• [À faire]:
[1] Dans l'extrait sur la liberté d'établissement en matière fiscale, à quelle condition les filiales pouvaient-elles opter pour le régime d'imposition de groupe ?
[2] Poursuivez l'extrait sur la liberté d'établissement en matière fiscale à partir de sa dernière phrase.

• [Extrait du document]:
· · · · · · ·

Arrêt de la Cour (cinquième chambre) du 8 mars 2001. – Metallgesellschaft Ltd et autres (C-397/98), Hoechst AG et Hoechst (UK) Ltd (C-410/98) contre Commissioners of Inland Revenue et HM Attorney General. – Demande de décision préjudicielle: High Court of Justice (England & Wales), Chancery Division – Royaume-Uni. – Liberté d’établissement – Libre circulation des capitaux – Paiement anticipé de l’impôt sur les sociétés au titre des bénéfices distribués par une filiale à sa société mère – Société mère ayant son siège dans un autre Etat membre – Violation du droit communautaire – Action en restitution ou action en réparation – Intérêts. – Affaires jointes C-397/98 et C-410/98.

Par un arrêt rendu le 13 mars 2001, la Cour de justice des Communautés européennes a précisé l’étendue de la liberté d’établissement en matière fiscale. Elle a jugé qu’une législation nationale qui impose un traitement fiscal défavorable aux filiales résidentes de sociétés mères établies dans un autre État membre est contraire au droit communautaire.

En l’espèce, la législation fiscale d’un État membre prévoyait un mécanisme de paiement anticipé de l’impôt sur les sociétés pour les entreprises distribuant des dividendes. Toutefois, les sociétés filiales pouvaient opter pour un régime d’imposition de groupe leur permettant de ne pas effectuer ce paiement anticipé, à la condition que leur société mère soit également résidente dans cet État membre. Des filiales résidentes, détenues par des sociétés mères ayant leur siège dans un autre État membre, se voyaient refuser cet avantage fiscal. Elles ont donc subi un désavantage de trésorerie par rapport aux filiales de sociétés mères résidentes.

· · · · · · ·

• [Lignes de données]:

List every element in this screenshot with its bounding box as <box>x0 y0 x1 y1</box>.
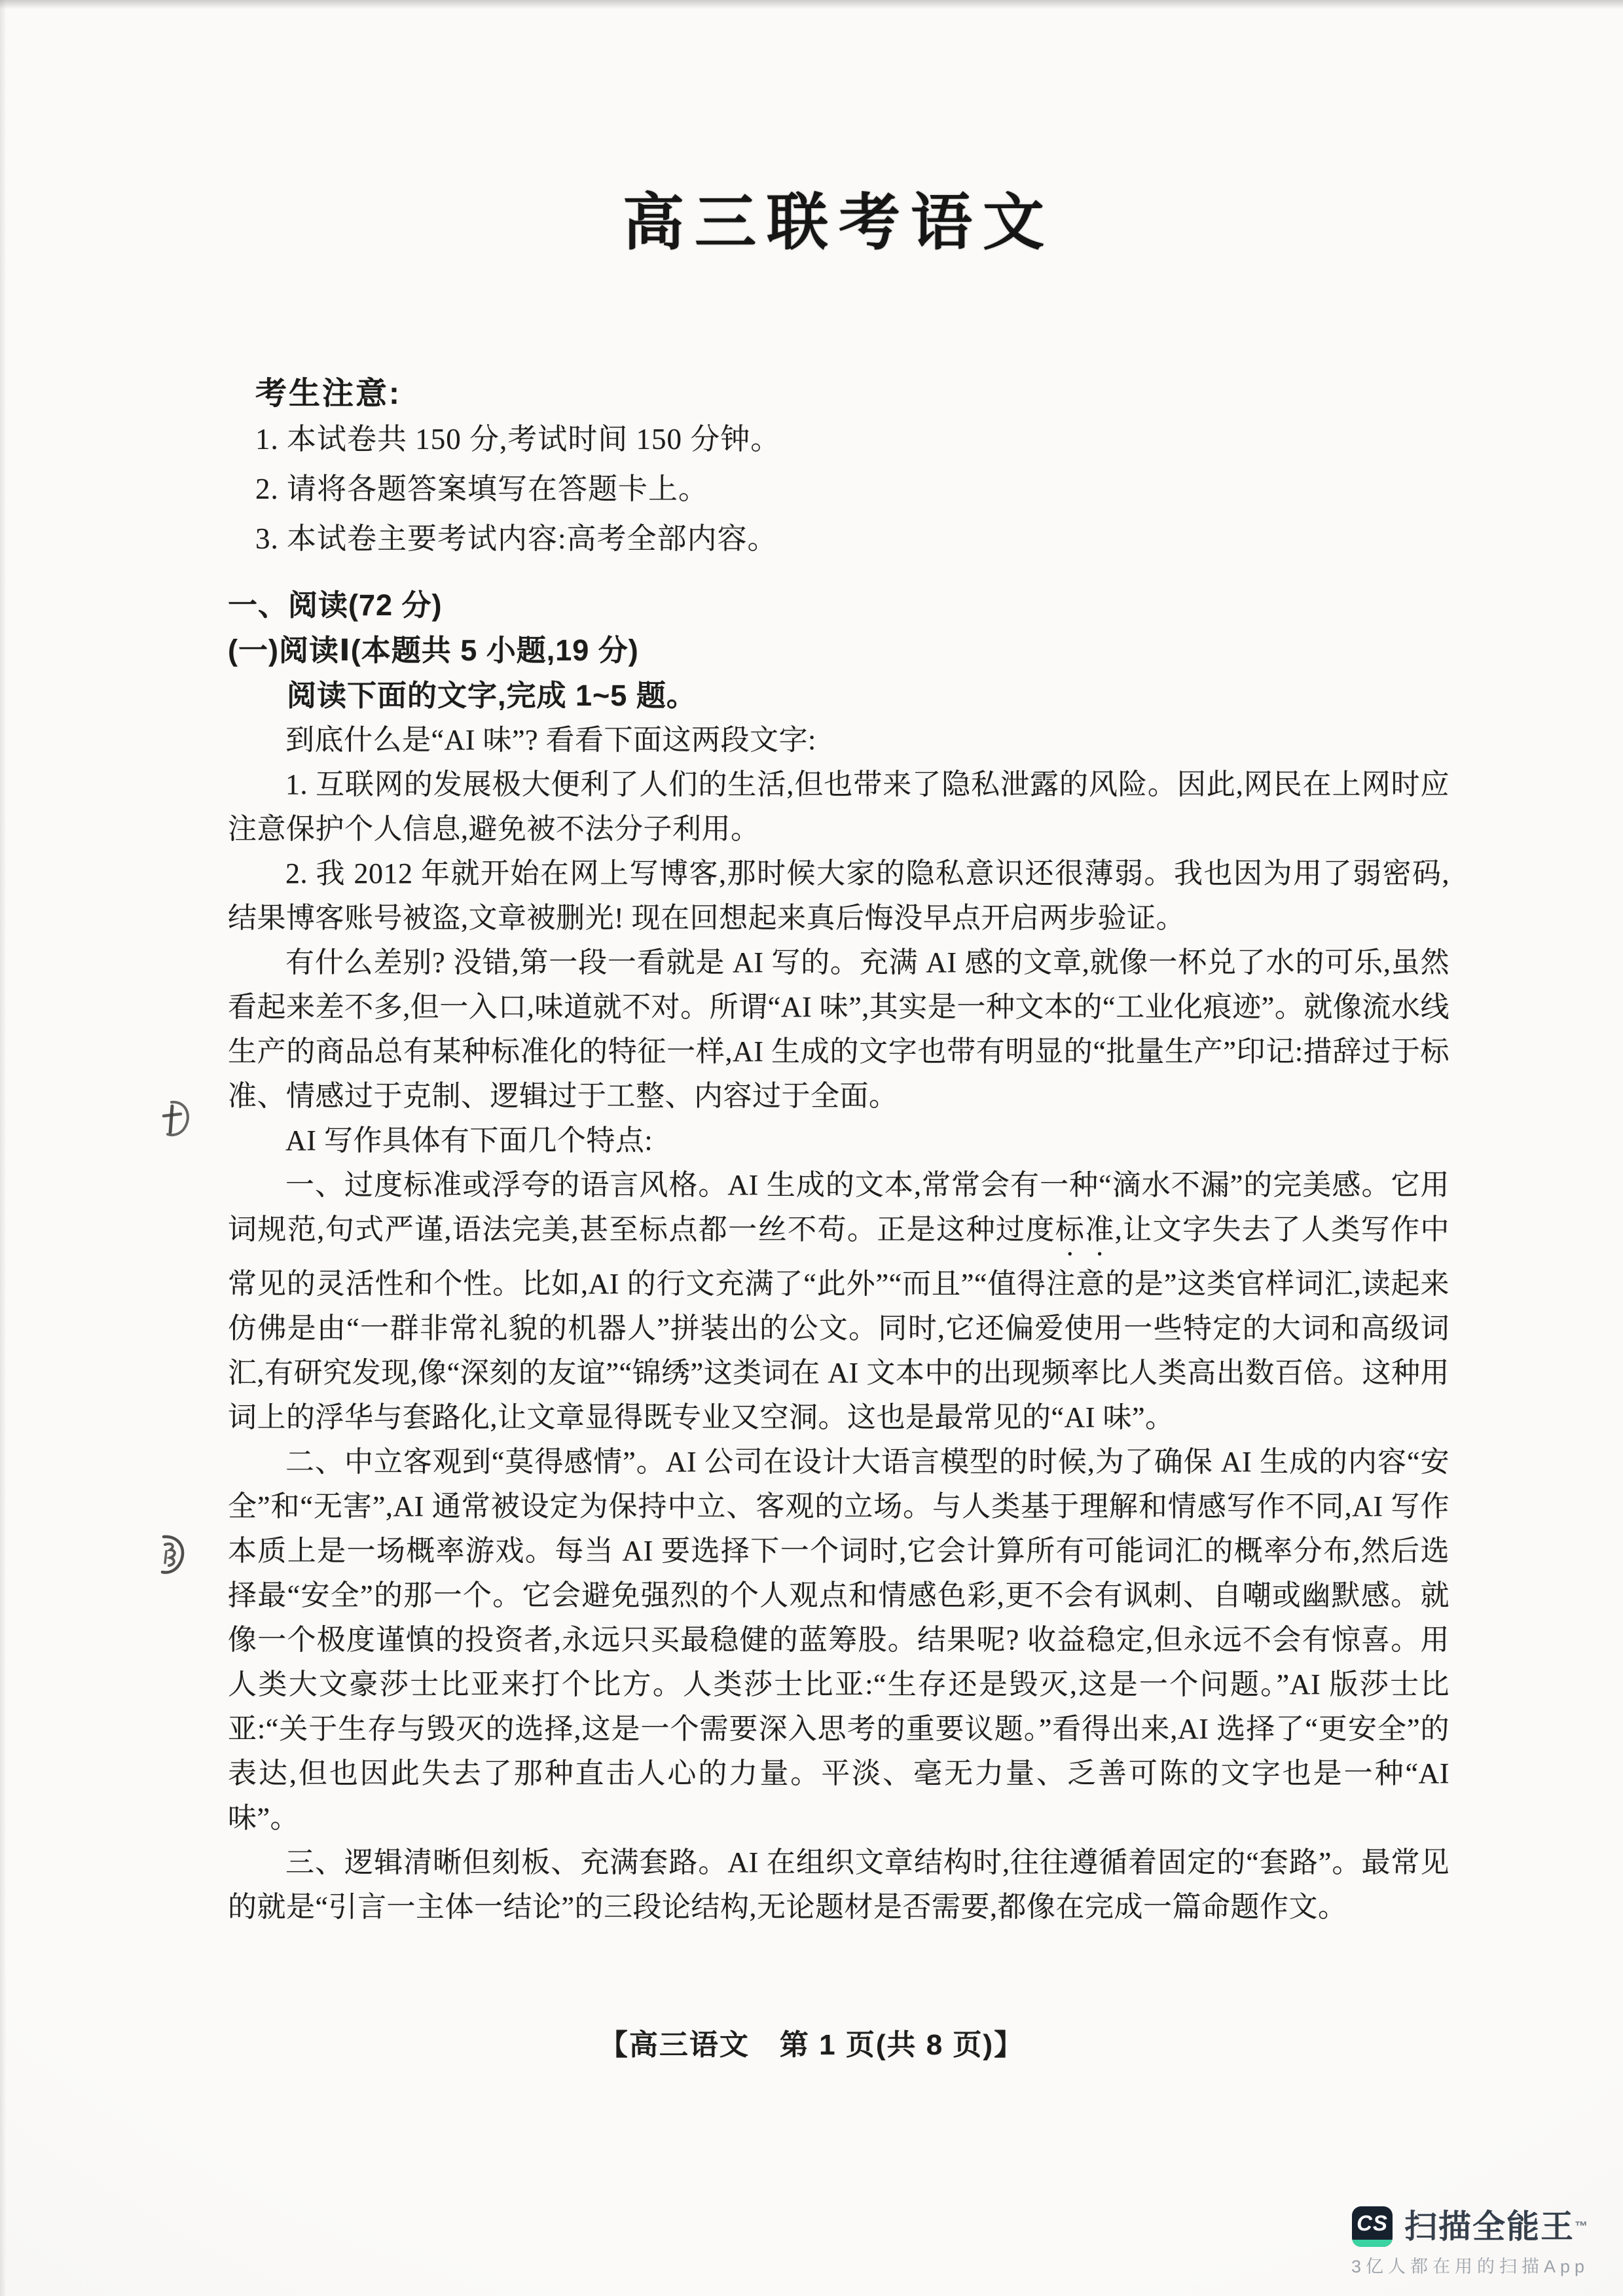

· · · · · · ·

• [Réponses]:
[1] Leur société mère devait également être résidente dans cet État membre.

[2]
Plusieurs sociétés mères non-résidentes et leurs filiales résidentes ont saisi la High Court of Justice (England & Wales) pour obtenir réparation du préjudice financier résultant de cette différence de traitement. Les requérantes soutenaient que l’impossibilité d’opter pour le régime d’imposition de groupe constituait une discrimination contraire au traité CE. L’administration fiscale de l’État membre concerné contestait cette analyse. La juridiction nationale a alors posé plusieurs questions préjudicielles à la Cour de justice.

Il était ainsi demandé à la Cour si le droit communautaire, et notamment l’article 52 du traité CE relatif à la liberté d’établissement, s’opposait à une telle législation fiscale. La question se posait également de savoir, en cas d’incompatibilité, quelle forme devait prendre la réparation du préjudice subi par les sociétés lésées.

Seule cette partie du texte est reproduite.